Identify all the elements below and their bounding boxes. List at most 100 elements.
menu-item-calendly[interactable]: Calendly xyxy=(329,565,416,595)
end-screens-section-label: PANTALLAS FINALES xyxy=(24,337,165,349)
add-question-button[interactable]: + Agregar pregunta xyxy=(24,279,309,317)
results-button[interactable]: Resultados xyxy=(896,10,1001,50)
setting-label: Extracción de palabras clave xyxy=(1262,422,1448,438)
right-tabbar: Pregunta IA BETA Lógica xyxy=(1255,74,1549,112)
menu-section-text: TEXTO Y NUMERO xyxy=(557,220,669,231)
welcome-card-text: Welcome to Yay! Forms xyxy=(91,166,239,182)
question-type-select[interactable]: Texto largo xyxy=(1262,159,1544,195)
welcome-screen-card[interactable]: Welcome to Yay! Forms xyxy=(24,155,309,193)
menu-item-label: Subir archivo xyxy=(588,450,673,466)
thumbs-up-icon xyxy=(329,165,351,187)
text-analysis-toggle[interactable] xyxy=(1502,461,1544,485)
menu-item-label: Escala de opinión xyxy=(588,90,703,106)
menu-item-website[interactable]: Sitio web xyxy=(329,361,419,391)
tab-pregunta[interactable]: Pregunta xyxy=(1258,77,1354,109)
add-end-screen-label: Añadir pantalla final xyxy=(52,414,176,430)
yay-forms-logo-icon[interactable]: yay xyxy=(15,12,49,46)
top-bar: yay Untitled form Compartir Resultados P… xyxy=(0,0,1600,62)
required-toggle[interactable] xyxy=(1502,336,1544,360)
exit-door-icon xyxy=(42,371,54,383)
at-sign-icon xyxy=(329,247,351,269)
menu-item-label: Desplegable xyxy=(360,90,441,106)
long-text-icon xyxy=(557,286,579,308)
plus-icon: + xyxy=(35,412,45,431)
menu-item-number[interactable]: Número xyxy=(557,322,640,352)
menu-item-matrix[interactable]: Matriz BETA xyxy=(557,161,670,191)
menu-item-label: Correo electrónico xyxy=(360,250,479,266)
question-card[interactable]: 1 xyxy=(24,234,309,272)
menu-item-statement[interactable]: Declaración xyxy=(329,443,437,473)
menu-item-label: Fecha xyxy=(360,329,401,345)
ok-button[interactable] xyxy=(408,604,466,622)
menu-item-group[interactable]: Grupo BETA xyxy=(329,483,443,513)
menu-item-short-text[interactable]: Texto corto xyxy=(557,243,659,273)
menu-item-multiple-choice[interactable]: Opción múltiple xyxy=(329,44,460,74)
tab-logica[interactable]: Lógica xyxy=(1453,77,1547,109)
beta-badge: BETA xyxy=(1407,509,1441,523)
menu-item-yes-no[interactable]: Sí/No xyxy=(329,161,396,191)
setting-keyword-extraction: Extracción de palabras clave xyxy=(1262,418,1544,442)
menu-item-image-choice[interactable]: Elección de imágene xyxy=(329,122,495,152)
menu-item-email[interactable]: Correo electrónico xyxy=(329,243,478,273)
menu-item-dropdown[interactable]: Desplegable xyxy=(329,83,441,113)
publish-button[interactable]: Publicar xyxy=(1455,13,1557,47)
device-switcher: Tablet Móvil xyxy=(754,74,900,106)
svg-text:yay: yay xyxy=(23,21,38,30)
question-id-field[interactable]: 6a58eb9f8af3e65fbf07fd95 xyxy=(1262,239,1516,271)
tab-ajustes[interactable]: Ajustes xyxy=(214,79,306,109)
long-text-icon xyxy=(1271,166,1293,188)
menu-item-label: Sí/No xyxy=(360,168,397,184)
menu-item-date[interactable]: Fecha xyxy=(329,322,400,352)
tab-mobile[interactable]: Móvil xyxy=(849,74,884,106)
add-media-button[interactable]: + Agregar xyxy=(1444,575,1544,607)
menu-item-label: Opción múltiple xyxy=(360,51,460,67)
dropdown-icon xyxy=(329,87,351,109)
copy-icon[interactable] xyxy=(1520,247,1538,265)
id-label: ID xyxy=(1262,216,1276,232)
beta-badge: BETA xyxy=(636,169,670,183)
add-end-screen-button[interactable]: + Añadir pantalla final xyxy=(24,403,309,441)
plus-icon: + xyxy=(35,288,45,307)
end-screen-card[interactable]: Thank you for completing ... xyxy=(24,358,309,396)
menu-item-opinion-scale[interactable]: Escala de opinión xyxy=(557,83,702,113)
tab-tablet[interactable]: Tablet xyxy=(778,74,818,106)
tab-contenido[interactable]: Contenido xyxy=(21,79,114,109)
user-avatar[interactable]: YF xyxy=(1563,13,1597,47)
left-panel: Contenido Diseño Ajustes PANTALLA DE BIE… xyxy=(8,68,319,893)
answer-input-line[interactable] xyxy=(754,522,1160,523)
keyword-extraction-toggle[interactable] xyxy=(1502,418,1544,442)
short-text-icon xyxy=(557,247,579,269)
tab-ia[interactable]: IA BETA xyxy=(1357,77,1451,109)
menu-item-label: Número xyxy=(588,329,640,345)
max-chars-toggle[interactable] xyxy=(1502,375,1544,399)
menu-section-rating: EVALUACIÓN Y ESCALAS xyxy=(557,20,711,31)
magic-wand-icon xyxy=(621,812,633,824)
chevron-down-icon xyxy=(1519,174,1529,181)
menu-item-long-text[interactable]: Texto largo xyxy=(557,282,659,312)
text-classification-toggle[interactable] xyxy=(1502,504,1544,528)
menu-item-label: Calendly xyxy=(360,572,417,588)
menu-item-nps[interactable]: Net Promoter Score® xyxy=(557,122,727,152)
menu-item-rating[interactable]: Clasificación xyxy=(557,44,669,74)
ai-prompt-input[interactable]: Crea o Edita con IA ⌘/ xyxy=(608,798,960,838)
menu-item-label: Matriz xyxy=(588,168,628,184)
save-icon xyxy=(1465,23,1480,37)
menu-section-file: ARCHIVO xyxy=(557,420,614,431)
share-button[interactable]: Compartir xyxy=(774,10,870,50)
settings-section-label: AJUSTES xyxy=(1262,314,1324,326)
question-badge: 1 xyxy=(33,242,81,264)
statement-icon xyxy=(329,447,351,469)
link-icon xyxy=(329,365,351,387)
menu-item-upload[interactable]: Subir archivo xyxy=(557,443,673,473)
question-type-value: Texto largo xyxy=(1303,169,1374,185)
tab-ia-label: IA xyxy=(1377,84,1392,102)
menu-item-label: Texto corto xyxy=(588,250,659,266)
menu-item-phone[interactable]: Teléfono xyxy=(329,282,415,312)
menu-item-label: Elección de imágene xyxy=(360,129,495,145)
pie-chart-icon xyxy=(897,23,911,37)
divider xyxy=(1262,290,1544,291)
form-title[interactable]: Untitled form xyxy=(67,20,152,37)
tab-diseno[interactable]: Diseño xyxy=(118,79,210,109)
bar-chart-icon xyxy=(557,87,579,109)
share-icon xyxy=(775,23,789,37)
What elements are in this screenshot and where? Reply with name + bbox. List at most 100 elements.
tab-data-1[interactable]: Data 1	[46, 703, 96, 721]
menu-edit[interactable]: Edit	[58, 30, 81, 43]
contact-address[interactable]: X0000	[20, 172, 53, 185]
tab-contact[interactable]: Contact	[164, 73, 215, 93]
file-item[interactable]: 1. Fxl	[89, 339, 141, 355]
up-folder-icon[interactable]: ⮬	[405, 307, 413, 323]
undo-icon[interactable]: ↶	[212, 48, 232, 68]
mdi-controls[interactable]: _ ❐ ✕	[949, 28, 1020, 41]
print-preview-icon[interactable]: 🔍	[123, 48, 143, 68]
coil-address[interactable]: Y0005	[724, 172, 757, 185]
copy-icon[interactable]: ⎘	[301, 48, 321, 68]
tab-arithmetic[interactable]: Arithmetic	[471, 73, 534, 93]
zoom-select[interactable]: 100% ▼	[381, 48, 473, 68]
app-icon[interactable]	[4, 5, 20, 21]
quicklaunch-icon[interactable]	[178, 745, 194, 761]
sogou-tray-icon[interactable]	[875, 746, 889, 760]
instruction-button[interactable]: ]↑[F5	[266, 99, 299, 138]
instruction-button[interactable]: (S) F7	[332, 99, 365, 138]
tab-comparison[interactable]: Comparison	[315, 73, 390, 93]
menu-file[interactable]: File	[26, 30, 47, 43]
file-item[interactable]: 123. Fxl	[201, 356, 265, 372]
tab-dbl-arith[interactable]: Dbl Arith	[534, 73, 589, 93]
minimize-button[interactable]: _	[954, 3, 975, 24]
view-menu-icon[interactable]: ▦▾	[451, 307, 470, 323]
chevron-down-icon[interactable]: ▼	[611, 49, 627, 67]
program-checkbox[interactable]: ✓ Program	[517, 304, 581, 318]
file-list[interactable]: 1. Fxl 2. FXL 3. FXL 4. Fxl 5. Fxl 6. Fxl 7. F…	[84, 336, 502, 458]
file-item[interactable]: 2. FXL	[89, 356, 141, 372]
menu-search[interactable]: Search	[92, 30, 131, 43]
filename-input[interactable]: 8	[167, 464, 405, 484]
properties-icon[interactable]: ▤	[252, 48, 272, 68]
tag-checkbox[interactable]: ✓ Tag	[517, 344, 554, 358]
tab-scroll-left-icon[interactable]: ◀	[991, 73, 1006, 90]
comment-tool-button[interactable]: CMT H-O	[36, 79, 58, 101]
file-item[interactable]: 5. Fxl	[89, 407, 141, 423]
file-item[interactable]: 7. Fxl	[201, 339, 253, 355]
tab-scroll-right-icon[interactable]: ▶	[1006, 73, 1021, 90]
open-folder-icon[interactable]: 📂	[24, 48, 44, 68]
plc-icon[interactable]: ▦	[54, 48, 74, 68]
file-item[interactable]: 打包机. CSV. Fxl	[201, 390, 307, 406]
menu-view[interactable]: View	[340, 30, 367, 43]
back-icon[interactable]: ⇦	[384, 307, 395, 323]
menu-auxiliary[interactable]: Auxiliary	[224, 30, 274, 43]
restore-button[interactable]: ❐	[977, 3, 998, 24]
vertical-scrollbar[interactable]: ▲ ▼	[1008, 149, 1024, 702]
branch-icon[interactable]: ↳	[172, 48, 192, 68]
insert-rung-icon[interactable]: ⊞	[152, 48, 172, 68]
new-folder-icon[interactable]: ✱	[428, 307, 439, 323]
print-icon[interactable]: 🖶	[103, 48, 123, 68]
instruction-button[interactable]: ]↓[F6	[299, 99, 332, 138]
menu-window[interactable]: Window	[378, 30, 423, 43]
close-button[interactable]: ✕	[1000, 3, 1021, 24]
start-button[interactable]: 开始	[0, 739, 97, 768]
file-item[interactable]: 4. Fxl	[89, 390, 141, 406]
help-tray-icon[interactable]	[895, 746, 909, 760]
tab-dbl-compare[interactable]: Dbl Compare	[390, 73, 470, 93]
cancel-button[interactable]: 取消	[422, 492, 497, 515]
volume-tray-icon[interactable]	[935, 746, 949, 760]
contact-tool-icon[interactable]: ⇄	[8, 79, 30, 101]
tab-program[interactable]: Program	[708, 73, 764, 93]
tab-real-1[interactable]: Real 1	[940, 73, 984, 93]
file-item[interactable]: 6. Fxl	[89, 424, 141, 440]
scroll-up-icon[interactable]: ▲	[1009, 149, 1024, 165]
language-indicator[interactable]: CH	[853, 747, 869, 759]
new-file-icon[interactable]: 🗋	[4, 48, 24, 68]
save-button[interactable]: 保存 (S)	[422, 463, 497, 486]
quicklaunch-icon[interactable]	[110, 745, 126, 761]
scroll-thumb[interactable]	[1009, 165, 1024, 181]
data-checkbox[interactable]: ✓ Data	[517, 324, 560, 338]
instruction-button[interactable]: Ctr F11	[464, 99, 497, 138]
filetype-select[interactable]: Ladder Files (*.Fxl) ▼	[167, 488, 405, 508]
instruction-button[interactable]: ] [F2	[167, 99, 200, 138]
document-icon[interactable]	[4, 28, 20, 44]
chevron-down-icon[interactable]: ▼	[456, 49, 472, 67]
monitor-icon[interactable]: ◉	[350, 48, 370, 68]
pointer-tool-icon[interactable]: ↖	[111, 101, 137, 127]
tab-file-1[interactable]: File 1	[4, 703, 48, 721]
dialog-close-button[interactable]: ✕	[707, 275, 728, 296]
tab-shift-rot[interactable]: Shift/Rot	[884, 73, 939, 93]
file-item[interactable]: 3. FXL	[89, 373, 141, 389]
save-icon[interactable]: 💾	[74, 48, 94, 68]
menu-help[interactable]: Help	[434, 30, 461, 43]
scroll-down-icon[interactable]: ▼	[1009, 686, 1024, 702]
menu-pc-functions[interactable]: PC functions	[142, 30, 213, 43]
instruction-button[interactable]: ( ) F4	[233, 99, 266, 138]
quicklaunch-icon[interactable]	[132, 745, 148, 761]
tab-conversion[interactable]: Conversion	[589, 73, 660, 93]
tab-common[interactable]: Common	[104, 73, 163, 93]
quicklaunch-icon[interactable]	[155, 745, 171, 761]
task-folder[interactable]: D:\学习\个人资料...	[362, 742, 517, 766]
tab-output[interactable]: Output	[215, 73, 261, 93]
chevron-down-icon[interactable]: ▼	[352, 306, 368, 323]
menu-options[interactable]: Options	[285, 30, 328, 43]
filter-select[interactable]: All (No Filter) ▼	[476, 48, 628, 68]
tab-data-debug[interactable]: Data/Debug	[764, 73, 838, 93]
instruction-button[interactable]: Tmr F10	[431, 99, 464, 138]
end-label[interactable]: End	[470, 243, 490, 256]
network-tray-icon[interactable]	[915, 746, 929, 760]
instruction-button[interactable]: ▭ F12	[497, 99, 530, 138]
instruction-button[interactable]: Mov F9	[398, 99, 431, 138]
___
* **THE EXERCISE**
Quote the entries from the very beginning through the line containing "right-tabbar: Pregunta IA", both ends included.

* **RESPONSE**
Identify all the elements below and their bounding boxes. List at most 100 elements.
menu-item-calendly[interactable]: Calendly xyxy=(329,565,416,595)
end-screens-section-label: PANTALLAS FINALES xyxy=(24,337,165,349)
add-question-button[interactable]: + Agregar pregunta xyxy=(24,279,309,317)
results-button[interactable]: Resultados xyxy=(896,10,1001,50)
setting-label: Extracción de palabras clave xyxy=(1262,422,1448,438)
right-tabbar: Pregunta IA BETA Lógica xyxy=(1255,74,1549,112)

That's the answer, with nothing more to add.